Request
For the records that follow, return only the count of lines containing the string "icon".

*** Material provided ***

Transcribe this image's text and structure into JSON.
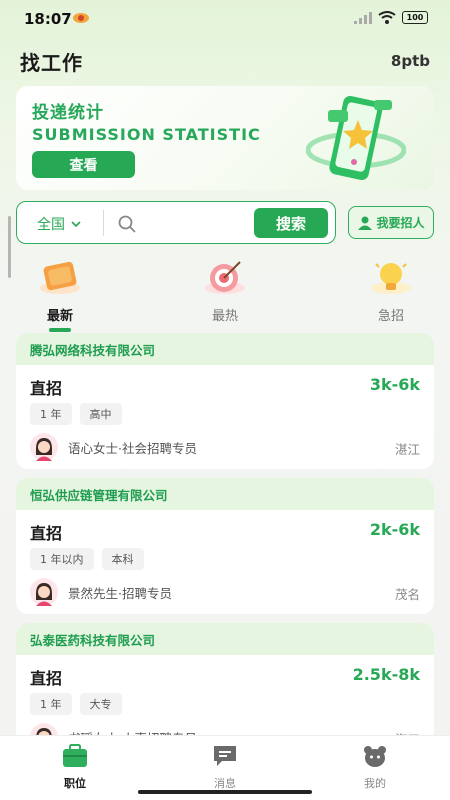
{
  "status_bar": {
    "time": "18:07",
    "battery": "100"
  },
  "header": {
    "title": "找工作",
    "account": "8ptb"
  },
  "banner": {
    "title": "投递统计",
    "subtitle": "SUBMISSION STATISTIC",
    "button": "查看"
  },
  "search": {
    "region": "全国",
    "placeholder": "",
    "button": "搜索"
  },
  "recruit_button": "我要招人",
  "tabs": [
    {
      "label": "最新",
      "active": true
    },
    {
      "label": "最热",
      "active": false
    },
    {
      "label": "急招",
      "active": false
    }
  ],
  "jobs": [
    {
      "company": "腾弘网络科技有限公司",
      "title": "直招",
      "salary": "3k-6k",
      "tags": [
        "1 年",
        "高中"
      ],
      "recruiter": "语心女士·社会招聘专员",
      "location": "湛江"
    },
    {
      "company": "恒弘供应链管理有限公司",
      "title": "直招",
      "salary": "2k-6k",
      "tags": [
        "1 年以内",
        "本科"
      ],
      "recruiter": "景然先生·招聘专员",
      "location": "茂名"
    },
    {
      "company": "弘泰医药科技有限公司",
      "title": "直招",
      "salary": "2.5k-8k",
      "tags": [
        "1 年",
        "大专"
      ],
      "recruiter": "书瑶女士·人事招聘专员",
      "location": "海口"
    }
  ],
  "bottom_nav": [
    {
      "label": "职位",
      "icon": "briefcase-icon",
      "active": true
    },
    {
      "label": "消息",
      "icon": "message-icon",
      "active": false
    },
    {
      "label": "我的",
      "icon": "profile-icon",
      "active": false
    }
  ],
  "colors": {
    "accent": "#27a855",
    "card_head_bg": "#e6f5e0"
  }
}
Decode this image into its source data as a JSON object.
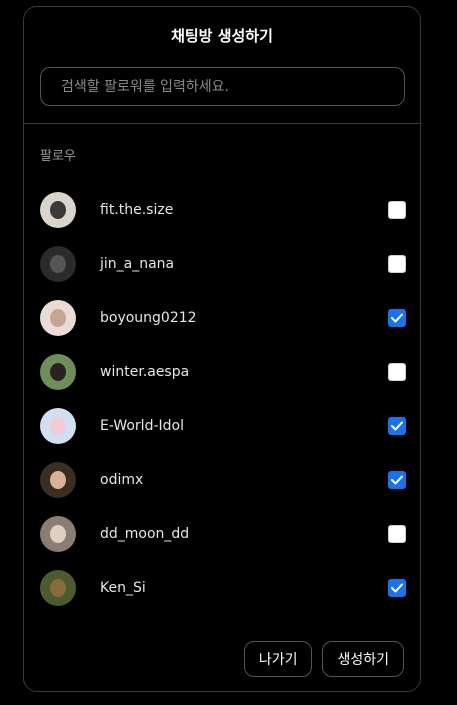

***

Solution
3